((
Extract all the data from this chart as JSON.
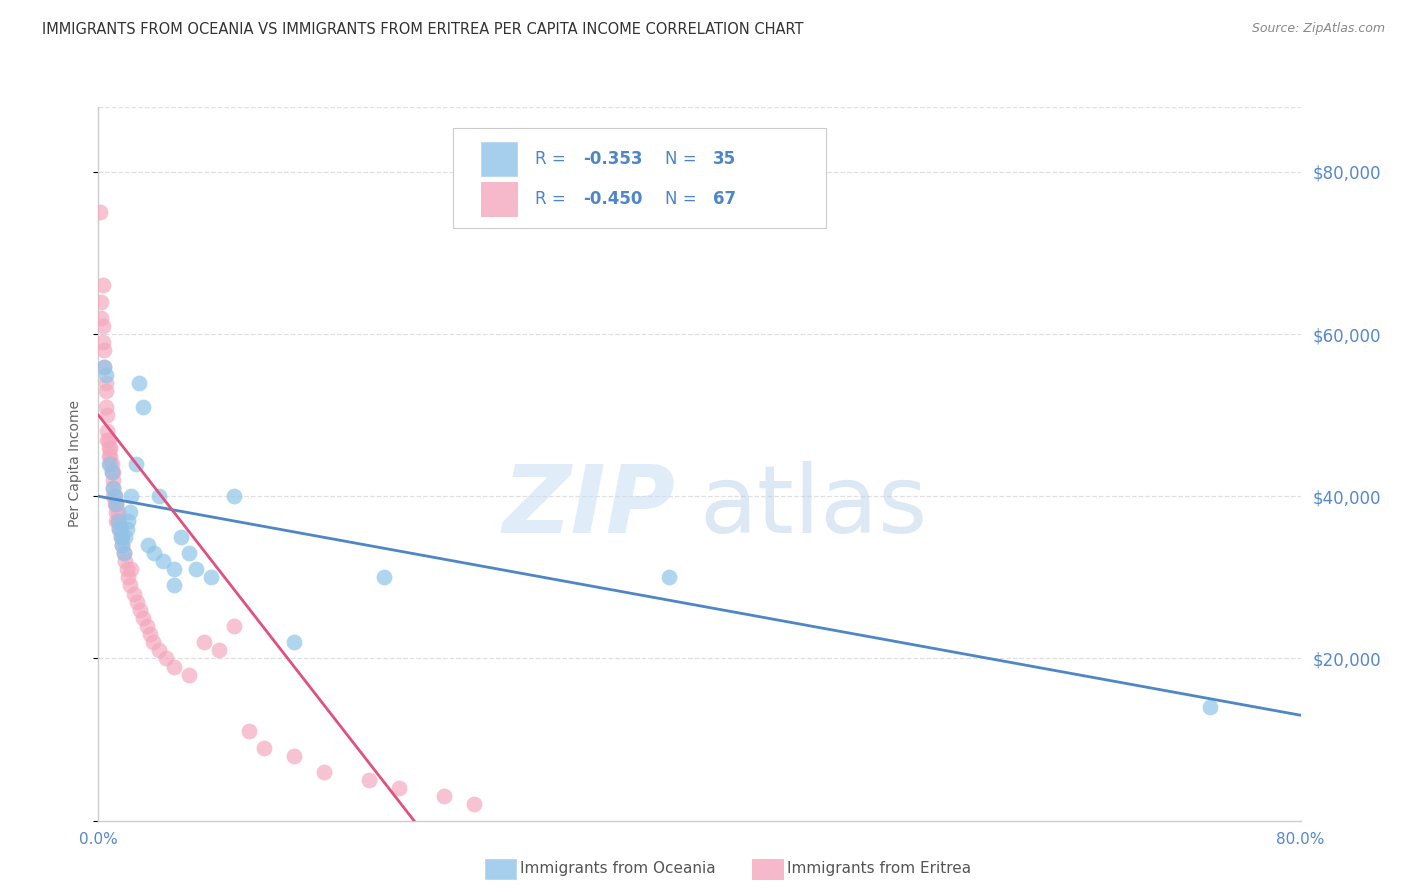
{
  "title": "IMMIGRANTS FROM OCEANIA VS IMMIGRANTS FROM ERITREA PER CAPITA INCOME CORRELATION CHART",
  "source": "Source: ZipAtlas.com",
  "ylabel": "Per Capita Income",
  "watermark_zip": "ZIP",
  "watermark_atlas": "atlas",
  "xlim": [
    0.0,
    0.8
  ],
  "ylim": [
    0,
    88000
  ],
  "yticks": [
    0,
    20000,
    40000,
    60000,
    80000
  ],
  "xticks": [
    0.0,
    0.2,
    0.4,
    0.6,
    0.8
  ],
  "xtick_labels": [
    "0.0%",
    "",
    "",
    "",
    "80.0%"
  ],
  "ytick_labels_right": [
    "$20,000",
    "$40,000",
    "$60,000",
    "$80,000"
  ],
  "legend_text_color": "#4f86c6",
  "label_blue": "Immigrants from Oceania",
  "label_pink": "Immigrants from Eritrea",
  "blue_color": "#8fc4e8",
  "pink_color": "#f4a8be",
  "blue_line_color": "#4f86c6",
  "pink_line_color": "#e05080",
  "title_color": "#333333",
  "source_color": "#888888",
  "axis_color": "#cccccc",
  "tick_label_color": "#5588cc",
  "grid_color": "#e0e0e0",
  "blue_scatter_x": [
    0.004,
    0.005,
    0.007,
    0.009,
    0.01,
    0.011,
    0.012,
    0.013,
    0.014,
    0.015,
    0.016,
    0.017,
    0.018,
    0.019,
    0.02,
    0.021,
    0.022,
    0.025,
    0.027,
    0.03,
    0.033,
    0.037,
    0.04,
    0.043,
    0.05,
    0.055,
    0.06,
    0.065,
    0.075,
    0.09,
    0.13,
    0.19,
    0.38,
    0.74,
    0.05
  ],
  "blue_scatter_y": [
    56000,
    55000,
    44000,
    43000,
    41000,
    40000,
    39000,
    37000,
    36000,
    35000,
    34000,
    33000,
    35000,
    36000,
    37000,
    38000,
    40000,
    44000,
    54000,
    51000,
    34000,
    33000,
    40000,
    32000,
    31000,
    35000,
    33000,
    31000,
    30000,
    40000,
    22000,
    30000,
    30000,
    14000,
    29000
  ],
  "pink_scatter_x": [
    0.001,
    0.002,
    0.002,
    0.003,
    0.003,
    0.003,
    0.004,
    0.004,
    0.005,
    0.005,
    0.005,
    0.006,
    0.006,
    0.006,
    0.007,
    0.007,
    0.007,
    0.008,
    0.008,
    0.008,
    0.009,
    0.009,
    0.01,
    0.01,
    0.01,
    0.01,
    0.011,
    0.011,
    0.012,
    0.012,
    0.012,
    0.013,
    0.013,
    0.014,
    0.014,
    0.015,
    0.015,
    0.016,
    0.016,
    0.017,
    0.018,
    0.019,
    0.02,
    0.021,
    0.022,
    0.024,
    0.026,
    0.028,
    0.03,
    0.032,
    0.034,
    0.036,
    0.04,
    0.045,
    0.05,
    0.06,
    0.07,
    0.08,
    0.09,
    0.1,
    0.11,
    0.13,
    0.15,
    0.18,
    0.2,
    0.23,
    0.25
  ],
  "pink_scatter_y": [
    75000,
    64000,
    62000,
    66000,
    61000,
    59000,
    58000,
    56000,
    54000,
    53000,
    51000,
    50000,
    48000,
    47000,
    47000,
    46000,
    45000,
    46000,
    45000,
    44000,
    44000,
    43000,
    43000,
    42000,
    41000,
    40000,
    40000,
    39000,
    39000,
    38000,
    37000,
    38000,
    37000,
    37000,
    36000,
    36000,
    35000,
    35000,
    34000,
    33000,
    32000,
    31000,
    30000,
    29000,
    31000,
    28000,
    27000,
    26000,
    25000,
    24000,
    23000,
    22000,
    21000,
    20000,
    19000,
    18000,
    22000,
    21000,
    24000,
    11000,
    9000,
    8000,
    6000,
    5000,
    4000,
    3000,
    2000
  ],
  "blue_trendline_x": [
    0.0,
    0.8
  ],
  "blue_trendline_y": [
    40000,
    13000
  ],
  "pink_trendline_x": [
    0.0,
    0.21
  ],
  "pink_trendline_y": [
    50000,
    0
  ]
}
))
# Task to complete
Without the pictures, restate all of the entries above verbatim.

# The completed task
Extract all the data from this chart as JSON.
{
  "title": "IMMIGRANTS FROM OCEANIA VS IMMIGRANTS FROM ERITREA PER CAPITA INCOME CORRELATION CHART",
  "source": "Source: ZipAtlas.com",
  "ylabel": "Per Capita Income",
  "watermark_zip": "ZIP",
  "watermark_atlas": "atlas",
  "xlim": [
    0.0,
    0.8
  ],
  "ylim": [
    0,
    88000
  ],
  "yticks": [
    0,
    20000,
    40000,
    60000,
    80000
  ],
  "xticks": [
    0.0,
    0.2,
    0.4,
    0.6,
    0.8
  ],
  "xtick_labels": [
    "0.0%",
    "",
    "",
    "",
    "80.0%"
  ],
  "ytick_labels_right": [
    "$20,000",
    "$40,000",
    "$60,000",
    "$80,000"
  ],
  "legend_text_color": "#4f86c6",
  "label_blue": "Immigrants from Oceania",
  "label_pink": "Immigrants from Eritrea",
  "blue_color": "#8fc4e8",
  "pink_color": "#f4a8be",
  "blue_line_color": "#4f86c6",
  "pink_line_color": "#e05080",
  "title_color": "#333333",
  "source_color": "#888888",
  "axis_color": "#cccccc",
  "tick_label_color": "#5588cc",
  "grid_color": "#e0e0e0",
  "blue_scatter_x": [
    0.004,
    0.005,
    0.007,
    0.009,
    0.01,
    0.011,
    0.012,
    0.013,
    0.014,
    0.015,
    0.016,
    0.017,
    0.018,
    0.019,
    0.02,
    0.021,
    0.022,
    0.025,
    0.027,
    0.03,
    0.033,
    0.037,
    0.04,
    0.043,
    0.05,
    0.055,
    0.06,
    0.065,
    0.075,
    0.09,
    0.13,
    0.19,
    0.38,
    0.74,
    0.05
  ],
  "blue_scatter_y": [
    56000,
    55000,
    44000,
    43000,
    41000,
    40000,
    39000,
    37000,
    36000,
    35000,
    34000,
    33000,
    35000,
    36000,
    37000,
    38000,
    40000,
    44000,
    54000,
    51000,
    34000,
    33000,
    40000,
    32000,
    31000,
    35000,
    33000,
    31000,
    30000,
    40000,
    22000,
    30000,
    30000,
    14000,
    29000
  ],
  "pink_scatter_x": [
    0.001,
    0.002,
    0.002,
    0.003,
    0.003,
    0.003,
    0.004,
    0.004,
    0.005,
    0.005,
    0.005,
    0.006,
    0.006,
    0.006,
    0.007,
    0.007,
    0.007,
    0.008,
    0.008,
    0.008,
    0.009,
    0.009,
    0.01,
    0.01,
    0.01,
    0.01,
    0.011,
    0.011,
    0.012,
    0.012,
    0.012,
    0.013,
    0.013,
    0.014,
    0.014,
    0.015,
    0.015,
    0.016,
    0.016,
    0.017,
    0.018,
    0.019,
    0.02,
    0.021,
    0.022,
    0.024,
    0.026,
    0.028,
    0.03,
    0.032,
    0.034,
    0.036,
    0.04,
    0.045,
    0.05,
    0.06,
    0.07,
    0.08,
    0.09,
    0.1,
    0.11,
    0.13,
    0.15,
    0.18,
    0.2,
    0.23,
    0.25
  ],
  "pink_scatter_y": [
    75000,
    64000,
    62000,
    66000,
    61000,
    59000,
    58000,
    56000,
    54000,
    53000,
    51000,
    50000,
    48000,
    47000,
    47000,
    46000,
    45000,
    46000,
    45000,
    44000,
    44000,
    43000,
    43000,
    42000,
    41000,
    40000,
    40000,
    39000,
    39000,
    38000,
    37000,
    38000,
    37000,
    37000,
    36000,
    36000,
    35000,
    35000,
    34000,
    33000,
    32000,
    31000,
    30000,
    29000,
    31000,
    28000,
    27000,
    26000,
    25000,
    24000,
    23000,
    22000,
    21000,
    20000,
    19000,
    18000,
    22000,
    21000,
    24000,
    11000,
    9000,
    8000,
    6000,
    5000,
    4000,
    3000,
    2000
  ],
  "blue_trendline_x": [
    0.0,
    0.8
  ],
  "blue_trendline_y": [
    40000,
    13000
  ],
  "pink_trendline_x": [
    0.0,
    0.21
  ],
  "pink_trendline_y": [
    50000,
    0
  ]
}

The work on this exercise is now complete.